START
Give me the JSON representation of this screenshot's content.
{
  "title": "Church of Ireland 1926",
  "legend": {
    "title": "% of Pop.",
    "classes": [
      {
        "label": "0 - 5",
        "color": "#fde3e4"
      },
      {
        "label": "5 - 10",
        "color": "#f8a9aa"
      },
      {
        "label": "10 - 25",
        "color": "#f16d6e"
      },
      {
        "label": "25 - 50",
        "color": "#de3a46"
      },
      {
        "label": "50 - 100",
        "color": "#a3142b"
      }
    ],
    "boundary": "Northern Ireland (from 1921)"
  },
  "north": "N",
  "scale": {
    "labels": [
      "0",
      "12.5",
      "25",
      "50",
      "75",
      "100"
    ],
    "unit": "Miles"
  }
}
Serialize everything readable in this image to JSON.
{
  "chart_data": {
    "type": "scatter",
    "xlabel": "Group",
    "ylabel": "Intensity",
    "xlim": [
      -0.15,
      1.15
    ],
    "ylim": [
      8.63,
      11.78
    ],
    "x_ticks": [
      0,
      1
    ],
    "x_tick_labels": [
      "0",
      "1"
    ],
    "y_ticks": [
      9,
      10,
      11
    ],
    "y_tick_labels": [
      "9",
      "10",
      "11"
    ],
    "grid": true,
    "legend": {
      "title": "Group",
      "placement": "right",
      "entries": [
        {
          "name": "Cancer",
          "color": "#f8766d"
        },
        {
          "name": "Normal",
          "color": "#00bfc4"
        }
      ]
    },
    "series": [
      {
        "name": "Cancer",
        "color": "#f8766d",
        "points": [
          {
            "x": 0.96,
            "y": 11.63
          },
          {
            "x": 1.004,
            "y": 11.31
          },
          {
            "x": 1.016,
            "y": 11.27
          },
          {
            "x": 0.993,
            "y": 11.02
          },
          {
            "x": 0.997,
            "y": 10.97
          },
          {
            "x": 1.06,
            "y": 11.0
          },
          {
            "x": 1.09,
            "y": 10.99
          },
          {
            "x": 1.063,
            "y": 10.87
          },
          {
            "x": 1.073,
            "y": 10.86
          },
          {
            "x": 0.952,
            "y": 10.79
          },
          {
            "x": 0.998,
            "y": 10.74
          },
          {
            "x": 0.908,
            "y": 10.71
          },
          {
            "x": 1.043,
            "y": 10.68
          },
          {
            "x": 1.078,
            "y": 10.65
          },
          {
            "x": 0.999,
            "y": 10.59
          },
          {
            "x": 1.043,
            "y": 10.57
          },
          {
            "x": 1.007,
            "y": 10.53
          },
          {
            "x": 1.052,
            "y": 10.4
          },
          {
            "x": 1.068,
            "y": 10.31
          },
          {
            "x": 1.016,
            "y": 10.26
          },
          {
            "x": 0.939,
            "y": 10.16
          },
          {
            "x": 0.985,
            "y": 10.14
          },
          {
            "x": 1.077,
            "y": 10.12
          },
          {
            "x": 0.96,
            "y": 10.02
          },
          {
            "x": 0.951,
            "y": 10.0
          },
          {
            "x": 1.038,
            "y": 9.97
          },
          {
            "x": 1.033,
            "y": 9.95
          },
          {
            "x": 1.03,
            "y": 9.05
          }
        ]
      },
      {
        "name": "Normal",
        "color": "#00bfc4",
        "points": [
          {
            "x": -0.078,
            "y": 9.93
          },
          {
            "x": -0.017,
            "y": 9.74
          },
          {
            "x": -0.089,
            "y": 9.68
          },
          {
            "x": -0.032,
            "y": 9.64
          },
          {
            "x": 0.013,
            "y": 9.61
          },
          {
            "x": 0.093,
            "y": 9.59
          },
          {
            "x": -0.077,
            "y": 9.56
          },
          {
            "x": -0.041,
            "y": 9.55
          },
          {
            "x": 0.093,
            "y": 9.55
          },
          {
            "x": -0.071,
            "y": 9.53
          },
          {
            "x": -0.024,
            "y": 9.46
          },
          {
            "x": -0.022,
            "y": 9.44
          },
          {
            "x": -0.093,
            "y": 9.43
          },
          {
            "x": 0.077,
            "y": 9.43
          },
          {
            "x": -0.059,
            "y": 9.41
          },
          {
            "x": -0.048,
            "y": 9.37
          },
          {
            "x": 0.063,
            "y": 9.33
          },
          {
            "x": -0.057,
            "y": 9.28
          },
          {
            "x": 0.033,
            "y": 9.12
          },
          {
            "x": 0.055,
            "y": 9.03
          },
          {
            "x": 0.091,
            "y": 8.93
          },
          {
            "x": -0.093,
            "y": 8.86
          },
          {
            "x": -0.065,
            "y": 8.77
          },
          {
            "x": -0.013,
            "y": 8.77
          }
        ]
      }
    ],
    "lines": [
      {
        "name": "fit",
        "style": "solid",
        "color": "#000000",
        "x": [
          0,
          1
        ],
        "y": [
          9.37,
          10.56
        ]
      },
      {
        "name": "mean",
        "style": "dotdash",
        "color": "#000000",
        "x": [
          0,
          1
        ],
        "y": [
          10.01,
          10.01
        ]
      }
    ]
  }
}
END
* Given request
Show the lines of the data that hold the word "name".

* Complete response
          "name": "Cancer",
          "name": "Normal",
        "name": "Cancer",
        "name": "Normal",
        "name": "fit",
        "name": "mean",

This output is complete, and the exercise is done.